# [WHAT TO DO]
A: How would you render this sentence from the text on the complaint against UBS in Spanish: "UBS has ties to Hikvision through investment products and activities as well as by providing nominee shareholding services in relation to the technology company."
B: Can you carry on the text about the complaint against UBS over its ties to Hikvision, picking up right after its final sentence?

On 22 June 2020, the Society for Threatened Peoples Switzerland (STP) filed a specific instance against UBS Group AG (UBS) at the Swiss NCP. The complaint concerns the bank’s financial ties with Hangzhou Hikvision Digital Technology Co. Ltd. (Hikvision), a provider of modern surveillance technology that has played a key role in the mass surveillance of the Uyghurs and other Turkic minorities in Xinjiang, China.

UBS has ties to Hikvision through investment products and activities as well as by providing nominee shareholding services in relation to the technology company. The complainant maintains that this constitutes a breach of the bank’s own Code of Conduct as well of the OECD Guidelines. Specifically, the STP alleges that, by having entered and subsequently maintained a business relationship with Hikvision, UBS has neither fulfilled its duties regarding due diligence nor sought ways to prevent or mitigate the adverse human rights impacts of Hikvision’s operations in Xinjiang.

The STP is therefore seeking mediation from the NCP to encourage UBS to withdraw from all financial transactions, products and services that include or relate to Hikvision as well as to adapt its internal policies to prevent the bank’s involvement in human rights violations in the future. Most importantly, the STP requests UBS to ensure that its entire equity business is covered by human rights due diligence processes and to incorporate clear exit clauses in its contractual agreements to allow it to withdraw from business relationships that have an adverse impact on human rights. Further, the STP also requests UBS to increase transparency on how it addresses potential and actual adverse human rights impacts to which it is directly linked.

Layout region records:
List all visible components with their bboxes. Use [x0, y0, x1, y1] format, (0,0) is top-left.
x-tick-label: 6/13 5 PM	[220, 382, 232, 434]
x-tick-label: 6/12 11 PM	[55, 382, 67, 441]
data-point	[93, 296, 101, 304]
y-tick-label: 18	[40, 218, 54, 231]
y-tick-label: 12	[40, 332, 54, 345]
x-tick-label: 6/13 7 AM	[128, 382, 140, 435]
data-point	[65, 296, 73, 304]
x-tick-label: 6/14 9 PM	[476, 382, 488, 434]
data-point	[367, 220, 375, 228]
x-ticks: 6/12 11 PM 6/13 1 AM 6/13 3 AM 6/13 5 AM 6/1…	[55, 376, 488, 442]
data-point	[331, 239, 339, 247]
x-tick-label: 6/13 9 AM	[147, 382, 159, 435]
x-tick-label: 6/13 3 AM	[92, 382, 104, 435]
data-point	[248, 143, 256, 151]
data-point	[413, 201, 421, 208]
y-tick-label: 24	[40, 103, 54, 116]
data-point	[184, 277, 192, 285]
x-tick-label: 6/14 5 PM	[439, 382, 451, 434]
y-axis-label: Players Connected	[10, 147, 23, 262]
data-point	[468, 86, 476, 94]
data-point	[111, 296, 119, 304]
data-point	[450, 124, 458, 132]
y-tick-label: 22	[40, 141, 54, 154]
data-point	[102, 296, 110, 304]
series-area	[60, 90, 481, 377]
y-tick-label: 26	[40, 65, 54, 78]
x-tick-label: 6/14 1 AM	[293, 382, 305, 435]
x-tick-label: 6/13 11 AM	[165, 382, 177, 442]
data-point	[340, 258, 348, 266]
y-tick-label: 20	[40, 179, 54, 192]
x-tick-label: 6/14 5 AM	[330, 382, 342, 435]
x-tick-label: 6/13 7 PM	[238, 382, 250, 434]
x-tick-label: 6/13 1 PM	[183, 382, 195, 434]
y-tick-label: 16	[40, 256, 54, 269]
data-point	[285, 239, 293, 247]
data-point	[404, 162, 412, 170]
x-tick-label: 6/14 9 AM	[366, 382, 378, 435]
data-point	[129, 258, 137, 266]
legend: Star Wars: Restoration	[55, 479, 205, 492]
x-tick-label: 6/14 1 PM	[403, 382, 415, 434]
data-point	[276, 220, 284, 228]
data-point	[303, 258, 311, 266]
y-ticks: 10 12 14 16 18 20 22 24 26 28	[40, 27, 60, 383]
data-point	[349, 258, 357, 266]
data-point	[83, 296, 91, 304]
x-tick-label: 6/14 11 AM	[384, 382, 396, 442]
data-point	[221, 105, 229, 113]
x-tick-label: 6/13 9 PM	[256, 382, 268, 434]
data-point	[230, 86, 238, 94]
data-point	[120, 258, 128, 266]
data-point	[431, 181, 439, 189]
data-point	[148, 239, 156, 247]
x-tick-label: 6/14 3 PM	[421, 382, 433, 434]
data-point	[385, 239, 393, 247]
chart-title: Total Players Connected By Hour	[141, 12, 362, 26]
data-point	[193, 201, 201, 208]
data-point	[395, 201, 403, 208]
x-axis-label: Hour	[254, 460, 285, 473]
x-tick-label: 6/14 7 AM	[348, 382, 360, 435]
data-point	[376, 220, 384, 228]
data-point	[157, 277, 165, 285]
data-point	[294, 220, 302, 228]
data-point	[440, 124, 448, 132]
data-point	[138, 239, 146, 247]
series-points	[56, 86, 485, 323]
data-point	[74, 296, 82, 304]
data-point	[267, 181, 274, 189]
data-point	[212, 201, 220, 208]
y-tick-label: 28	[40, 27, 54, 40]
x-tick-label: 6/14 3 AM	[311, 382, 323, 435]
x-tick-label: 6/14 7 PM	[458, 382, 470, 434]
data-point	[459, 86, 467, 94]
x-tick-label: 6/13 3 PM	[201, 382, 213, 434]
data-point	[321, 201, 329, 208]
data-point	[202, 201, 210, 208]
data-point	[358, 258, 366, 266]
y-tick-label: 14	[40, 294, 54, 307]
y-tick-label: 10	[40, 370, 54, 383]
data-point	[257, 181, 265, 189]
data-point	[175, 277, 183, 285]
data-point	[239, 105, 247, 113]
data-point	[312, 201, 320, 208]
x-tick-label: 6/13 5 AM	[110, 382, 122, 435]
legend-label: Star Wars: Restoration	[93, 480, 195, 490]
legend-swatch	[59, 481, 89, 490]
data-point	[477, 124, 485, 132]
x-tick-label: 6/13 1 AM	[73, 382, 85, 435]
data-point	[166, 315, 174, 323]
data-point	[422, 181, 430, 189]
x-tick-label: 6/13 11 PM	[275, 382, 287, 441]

# [TASK RESPONSES]
A: UBS tiene vínculos con Hikvision a través de productos y actividades de inversión, así como mediante la prestación de servicios de accionista nominal en relación con la empresa tecnológica.

B:
Relevant OECD Guidelines


On 20 January 2021, the Swiss NCP accepted the case for further examination. In its assessment, the NCP concluded that “a business relationship according to the OECD Guidelines between UBS and Hikvision and a direct link between UBS’s products and services and the alleged human rights violations could not be excluded”. The Swiss acceptance of the case is significant because it represents the first time an NCP has recognized the responsibility banks have for their passive investments through index funds.  In recent years, the asset management industry has seen a significant shift towards passive investment strategies, by which funds are typically invested in an index rather than in actively traded shares. Currently, over USD 10 trillion is invested in passively managed funds globally, so the recognition of banks’ responsibility for addressing impacts caused by these investments is important.

However, on the second element of the complaint, the Swiss NCP concluded that no business relationship between UBS and Hikvision exists in relation to UBS’s role as custodian for Hikvision shares on behalf of clients. This is despite UBS holding the title of the Hikvision shares, being listed publicly as the owner, and allowing its client (the ‘beneficial owner’ of the shares) to invest in the company in secret. According to research by the STP, UBS has maintained a business relationship with Hikvision since 2016. The bank is involved in the technology company through investment products and services and also manages shares in the name of unknown investors as a ‘nominee shareholder’. In regard to UBS acting as a nominee shareholder of shares in Hikvision, the NCP concluded that UBS is not an investor in Hikvision but rather acts as a custodian of Hikvision shares on behalf of its clients and did not actively advise clients to buy Hikvision shares. According to the NCP, “the mere management of clients’ shares as a custodian implies a business relationship between the bank and its clients, but not with Hikvision.”

This decision represents a worrying misinterpretation of the spirit of the OECD Guidelines and the UN Guiding Principles, which contain an expansive definition of business relationships: “Business relationships refer to those relationships a business enterprise has with business partners, entities in its value chain and any other non-State or State entity directly linked to its business operations, products or services.” The expansive definition of business relationships is intended to increase the scope of an enterprise’s responsibility beyond its own operations and activities to its value chains as well. In this case, UBS provides a service that is an essential part of the investment value chain, allowing the bank’s clients to invest in Hikvision.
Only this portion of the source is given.